- _REQUIREMENTS_:
Below are records; state how many of their lines hold the word "COINBASE", and give only the figure.

========================================

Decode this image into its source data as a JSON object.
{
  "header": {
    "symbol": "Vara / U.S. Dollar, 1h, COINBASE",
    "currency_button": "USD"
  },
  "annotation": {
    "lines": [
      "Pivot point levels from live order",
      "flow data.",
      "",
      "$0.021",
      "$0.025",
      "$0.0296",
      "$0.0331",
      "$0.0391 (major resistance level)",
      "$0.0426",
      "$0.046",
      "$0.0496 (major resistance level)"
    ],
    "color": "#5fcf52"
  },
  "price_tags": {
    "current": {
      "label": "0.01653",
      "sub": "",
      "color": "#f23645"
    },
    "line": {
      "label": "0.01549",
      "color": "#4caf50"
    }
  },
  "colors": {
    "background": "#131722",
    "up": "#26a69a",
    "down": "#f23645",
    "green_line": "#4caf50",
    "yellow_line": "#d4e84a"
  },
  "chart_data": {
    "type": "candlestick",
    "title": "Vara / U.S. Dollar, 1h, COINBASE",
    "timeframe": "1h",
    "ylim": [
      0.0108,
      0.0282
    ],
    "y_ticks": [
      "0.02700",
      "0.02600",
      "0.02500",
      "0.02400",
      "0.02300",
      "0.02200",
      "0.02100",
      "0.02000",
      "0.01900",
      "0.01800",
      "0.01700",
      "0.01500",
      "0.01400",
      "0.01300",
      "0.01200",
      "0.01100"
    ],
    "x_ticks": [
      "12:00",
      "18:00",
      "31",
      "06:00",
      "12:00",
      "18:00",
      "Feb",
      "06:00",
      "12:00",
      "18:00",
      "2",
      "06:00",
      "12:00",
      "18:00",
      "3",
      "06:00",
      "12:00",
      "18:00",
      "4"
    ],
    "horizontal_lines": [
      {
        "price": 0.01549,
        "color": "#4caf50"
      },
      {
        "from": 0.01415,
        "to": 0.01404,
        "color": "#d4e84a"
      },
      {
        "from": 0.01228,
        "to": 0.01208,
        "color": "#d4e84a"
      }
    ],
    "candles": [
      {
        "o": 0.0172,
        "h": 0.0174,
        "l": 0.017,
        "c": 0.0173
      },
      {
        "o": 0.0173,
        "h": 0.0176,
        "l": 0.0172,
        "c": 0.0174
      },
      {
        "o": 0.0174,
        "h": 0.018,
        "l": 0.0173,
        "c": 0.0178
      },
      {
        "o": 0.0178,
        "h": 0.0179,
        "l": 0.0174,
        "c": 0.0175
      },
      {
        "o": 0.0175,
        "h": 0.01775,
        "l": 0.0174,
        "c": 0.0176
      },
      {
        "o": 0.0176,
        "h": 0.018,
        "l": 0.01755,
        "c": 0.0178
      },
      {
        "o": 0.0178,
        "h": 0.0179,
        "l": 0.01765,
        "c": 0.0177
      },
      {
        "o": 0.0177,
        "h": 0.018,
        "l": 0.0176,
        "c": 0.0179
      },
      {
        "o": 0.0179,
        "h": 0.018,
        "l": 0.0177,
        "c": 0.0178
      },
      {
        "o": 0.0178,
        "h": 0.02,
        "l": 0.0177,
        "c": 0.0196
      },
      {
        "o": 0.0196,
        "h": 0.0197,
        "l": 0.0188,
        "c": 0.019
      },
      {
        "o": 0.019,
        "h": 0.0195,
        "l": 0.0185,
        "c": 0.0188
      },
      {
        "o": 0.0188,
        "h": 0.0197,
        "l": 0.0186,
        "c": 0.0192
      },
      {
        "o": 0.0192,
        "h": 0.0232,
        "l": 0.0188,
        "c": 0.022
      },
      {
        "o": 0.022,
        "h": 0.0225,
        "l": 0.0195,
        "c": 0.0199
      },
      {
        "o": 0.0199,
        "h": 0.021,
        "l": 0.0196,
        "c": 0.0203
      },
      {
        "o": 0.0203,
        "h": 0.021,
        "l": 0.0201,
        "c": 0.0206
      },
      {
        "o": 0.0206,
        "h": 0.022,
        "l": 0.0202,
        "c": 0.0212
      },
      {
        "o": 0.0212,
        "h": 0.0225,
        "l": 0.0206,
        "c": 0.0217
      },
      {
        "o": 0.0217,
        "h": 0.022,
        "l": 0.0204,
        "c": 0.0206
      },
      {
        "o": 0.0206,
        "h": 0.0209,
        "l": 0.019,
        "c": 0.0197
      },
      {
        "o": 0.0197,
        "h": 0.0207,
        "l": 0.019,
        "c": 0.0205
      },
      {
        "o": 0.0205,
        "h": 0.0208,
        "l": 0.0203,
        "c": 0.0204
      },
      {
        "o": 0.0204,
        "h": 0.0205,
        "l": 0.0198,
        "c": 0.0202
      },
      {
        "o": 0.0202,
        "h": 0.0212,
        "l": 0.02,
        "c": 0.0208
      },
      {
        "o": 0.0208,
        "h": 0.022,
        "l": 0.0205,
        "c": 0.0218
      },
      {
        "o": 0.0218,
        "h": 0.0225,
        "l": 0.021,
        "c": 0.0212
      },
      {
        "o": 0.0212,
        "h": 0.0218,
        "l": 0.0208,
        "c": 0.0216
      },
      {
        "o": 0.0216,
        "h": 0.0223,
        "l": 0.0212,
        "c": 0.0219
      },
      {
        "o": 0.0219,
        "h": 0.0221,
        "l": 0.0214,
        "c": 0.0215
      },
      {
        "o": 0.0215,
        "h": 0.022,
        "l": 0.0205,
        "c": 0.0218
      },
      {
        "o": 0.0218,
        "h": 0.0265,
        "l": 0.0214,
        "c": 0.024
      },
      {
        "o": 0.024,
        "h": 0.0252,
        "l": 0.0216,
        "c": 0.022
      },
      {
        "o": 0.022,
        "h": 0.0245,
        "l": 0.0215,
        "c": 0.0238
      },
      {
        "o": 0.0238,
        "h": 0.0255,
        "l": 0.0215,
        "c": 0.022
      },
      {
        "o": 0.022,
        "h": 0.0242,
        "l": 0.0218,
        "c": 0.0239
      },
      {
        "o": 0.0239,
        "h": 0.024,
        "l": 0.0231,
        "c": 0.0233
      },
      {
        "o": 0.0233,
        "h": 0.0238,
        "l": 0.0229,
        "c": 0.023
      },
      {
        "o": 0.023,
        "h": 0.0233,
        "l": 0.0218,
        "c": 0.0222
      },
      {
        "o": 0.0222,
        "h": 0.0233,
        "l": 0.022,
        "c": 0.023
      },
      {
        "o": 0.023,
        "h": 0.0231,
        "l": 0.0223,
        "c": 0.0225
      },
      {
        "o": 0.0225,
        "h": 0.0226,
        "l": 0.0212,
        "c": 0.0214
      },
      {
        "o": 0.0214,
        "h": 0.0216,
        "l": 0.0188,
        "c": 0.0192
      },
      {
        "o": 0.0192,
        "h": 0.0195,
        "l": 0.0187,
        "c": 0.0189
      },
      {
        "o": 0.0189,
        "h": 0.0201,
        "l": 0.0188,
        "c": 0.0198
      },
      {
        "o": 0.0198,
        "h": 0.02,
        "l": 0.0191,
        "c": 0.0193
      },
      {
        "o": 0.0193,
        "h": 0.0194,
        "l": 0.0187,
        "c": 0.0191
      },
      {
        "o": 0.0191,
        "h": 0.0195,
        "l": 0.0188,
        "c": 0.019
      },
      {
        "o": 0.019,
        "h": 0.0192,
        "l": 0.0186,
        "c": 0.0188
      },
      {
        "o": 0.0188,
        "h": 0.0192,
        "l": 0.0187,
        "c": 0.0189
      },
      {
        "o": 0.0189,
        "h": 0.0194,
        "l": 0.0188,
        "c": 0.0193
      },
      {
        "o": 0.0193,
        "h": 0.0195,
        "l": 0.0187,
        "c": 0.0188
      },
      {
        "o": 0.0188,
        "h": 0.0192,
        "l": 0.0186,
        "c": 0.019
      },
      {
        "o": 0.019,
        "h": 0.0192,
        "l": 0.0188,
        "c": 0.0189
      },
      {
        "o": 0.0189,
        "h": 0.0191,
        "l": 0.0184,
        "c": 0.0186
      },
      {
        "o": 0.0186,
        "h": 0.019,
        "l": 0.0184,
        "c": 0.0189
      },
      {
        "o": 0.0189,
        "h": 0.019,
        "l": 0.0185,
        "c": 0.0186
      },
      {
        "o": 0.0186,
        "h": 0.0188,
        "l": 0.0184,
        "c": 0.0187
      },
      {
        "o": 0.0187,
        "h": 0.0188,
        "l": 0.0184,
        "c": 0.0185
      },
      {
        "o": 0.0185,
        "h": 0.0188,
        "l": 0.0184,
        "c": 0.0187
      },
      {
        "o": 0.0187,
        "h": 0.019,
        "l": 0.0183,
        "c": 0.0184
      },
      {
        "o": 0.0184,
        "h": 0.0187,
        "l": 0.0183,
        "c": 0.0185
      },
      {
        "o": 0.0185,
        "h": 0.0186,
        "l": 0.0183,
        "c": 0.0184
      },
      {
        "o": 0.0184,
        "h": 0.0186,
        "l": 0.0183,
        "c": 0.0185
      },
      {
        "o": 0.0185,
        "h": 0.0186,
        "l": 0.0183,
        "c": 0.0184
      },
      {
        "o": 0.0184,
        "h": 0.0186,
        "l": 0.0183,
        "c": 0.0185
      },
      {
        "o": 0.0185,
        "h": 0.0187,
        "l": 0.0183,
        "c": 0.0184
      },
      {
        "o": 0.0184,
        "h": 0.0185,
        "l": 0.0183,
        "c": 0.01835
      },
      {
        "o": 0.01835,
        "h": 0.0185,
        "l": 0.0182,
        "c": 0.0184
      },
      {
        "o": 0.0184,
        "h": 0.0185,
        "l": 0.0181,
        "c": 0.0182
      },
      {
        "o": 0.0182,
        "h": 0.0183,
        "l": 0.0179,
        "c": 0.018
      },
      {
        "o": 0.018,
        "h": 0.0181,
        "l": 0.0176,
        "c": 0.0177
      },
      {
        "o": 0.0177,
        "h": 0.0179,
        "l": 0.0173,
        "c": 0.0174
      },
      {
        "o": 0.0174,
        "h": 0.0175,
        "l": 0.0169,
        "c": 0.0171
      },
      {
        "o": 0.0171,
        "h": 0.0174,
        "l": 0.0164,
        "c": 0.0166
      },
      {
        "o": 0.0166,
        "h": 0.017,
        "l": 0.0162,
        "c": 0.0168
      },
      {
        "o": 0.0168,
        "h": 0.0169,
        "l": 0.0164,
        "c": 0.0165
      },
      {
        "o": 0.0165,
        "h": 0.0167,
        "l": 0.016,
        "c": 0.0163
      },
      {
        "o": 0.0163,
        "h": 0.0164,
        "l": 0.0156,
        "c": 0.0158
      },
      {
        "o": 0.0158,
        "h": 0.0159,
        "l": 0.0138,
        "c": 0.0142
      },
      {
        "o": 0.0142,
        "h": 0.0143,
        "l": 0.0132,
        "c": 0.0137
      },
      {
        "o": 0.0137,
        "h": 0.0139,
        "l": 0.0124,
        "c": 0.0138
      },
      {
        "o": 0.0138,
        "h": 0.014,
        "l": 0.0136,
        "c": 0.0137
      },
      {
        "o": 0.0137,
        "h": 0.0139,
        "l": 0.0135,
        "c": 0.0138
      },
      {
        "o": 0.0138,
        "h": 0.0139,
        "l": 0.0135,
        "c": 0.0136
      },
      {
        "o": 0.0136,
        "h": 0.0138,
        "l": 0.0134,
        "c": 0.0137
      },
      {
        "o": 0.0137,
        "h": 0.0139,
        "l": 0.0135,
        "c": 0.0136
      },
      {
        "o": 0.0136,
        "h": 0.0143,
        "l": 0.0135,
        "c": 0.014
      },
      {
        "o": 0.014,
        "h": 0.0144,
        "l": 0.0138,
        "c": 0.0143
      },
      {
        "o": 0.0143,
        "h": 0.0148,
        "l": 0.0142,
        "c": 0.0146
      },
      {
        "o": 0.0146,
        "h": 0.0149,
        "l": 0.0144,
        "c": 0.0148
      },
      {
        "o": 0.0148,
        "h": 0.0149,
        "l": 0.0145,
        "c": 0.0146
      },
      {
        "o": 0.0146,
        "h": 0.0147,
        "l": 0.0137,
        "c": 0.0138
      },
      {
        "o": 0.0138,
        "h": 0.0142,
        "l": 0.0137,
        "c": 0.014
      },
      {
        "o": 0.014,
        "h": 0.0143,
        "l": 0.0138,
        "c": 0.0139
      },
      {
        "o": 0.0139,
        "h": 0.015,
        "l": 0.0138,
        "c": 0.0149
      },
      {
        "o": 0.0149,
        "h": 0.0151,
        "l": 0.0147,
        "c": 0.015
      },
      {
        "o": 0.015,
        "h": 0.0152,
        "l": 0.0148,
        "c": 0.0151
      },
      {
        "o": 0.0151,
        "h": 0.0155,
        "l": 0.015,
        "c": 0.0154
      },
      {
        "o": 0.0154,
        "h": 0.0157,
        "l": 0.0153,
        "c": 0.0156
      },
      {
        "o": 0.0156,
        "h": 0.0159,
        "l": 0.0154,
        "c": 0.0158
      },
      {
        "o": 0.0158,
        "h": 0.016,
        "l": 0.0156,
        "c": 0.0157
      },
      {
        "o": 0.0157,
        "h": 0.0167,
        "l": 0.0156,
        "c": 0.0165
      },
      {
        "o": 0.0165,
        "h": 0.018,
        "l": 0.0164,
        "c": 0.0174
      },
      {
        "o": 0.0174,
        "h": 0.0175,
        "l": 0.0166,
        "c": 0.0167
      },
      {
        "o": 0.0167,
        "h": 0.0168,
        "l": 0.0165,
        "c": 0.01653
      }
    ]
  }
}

========================================

- _EXERCISE OUTPUT_:
2